Given task
Write each record again exactly as it stands.

Given data
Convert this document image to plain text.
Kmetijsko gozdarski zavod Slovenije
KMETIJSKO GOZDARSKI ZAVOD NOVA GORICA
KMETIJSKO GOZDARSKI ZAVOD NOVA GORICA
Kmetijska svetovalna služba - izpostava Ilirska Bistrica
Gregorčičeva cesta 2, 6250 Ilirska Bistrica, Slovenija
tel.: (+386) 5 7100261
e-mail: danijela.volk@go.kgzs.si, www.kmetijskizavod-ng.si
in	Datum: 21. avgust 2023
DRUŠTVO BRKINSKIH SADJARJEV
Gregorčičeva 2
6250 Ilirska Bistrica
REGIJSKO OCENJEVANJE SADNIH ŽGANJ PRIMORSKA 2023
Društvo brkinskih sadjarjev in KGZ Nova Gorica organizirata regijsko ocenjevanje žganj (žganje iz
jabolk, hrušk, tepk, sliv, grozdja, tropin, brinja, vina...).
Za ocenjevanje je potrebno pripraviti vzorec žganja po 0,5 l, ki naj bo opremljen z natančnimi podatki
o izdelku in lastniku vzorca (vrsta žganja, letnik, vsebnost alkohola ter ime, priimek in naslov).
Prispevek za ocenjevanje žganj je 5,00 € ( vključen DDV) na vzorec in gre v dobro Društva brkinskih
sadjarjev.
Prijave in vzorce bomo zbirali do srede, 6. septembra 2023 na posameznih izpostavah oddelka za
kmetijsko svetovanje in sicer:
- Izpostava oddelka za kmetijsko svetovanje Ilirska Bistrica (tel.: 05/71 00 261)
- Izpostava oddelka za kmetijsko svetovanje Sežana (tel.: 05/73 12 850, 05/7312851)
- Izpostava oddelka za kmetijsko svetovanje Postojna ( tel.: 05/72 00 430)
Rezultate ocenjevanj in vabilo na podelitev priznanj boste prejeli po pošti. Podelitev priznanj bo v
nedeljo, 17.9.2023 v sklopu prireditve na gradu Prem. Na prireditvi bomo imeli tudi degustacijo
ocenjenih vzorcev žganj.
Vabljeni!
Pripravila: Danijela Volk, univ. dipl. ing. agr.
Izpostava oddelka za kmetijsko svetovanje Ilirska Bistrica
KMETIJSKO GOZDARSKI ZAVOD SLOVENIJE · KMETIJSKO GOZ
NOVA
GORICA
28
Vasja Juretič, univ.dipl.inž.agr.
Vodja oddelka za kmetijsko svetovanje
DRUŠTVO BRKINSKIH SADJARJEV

Result of the exercise
Convert this document image to plain text.
Kmetijsko gozdarski zavod Slovenije
KMETIJSKO GOZDARSKI ZAVOD NOVA GORICA
KMETIJSKO GOZDARSKI ZAVOD NOVA GORICA
Kmetijska svetovalna služba - izpostava Ilirska Bistrica
Gregorčičeva cesta 2, 6250 Ilirska Bistrica, Slovenija
tel.: (+386) 5 7100261
e-mail: danijela.volk@go.kgzs.si, www.kmetijskizavod-ng.si
in	Datum: 21. avgust 2023
DRUŠTVO BRKINSKIH SADJARJEV
Gregorčičeva 2
6250 Ilirska Bistrica
REGIJSKO OCENJEVANJE SADNIH ŽGANJ PRIMORSKA 2023
Društvo brkinskih sadjarjev in KGZ Nova Gorica organizirata regijsko ocenjevanje žganj (žganje iz
jabolk, hrušk, tepk, sliv, grozdja, tropin, brinja, vina...).
Za ocenjevanje je potrebno pripraviti vzorec žganja po 0,5 l, ki naj bo opremljen z natančnimi podatki
o izdelku in lastniku vzorca (vrsta žganja, letnik, vsebnost alkohola ter ime, priimek in naslov).
Prispevek za ocenjevanje žganj je 5,00 € ( vključen DDV) na vzorec in gre v dobro Društva brkinskih
sadjarjev.
Prijave in vzorce bomo zbirali do srede, 6. septembra 2023 na posameznih izpostavah oddelka za
kmetijsko svetovanje in sicer:
- Izpostava oddelka za kmetijsko svetovanje Ilirska Bistrica (tel.: 05/71 00 261)
- Izpostava oddelka za kmetijsko svetovanje Sežana (tel.: 05/73 12 850, 05/7312851)
- Izpostava oddelka za kmetijsko svetovanje Postojna ( tel.: 05/72 00 430)
Rezultate ocenjevanj in vabilo na podelitev priznanj boste prejeli po pošti. Podelitev priznanj bo v
nedeljo, 17.9.2023 v sklopu prireditve na gradu Prem. Na prireditvi bomo imeli tudi degustacijo
ocenjenih vzorcev žganj.
Vabljeni!
Pripravila: Danijela Volk, univ. dipl. ing. agr.
Izpostava oddelka za kmetijsko svetovanje Ilirska Bistrica
KMETIJSKO GOZDARSKI ZAVOD SLOVENIJE · KMETIJSKO GOZ
NOVA
GORICA
28
Vasja Juretič, univ.dipl.inž.agr.
Vodja oddelka za kmetijsko svetovanje
DRUŠTVO BRKINSKIH SADJARJEV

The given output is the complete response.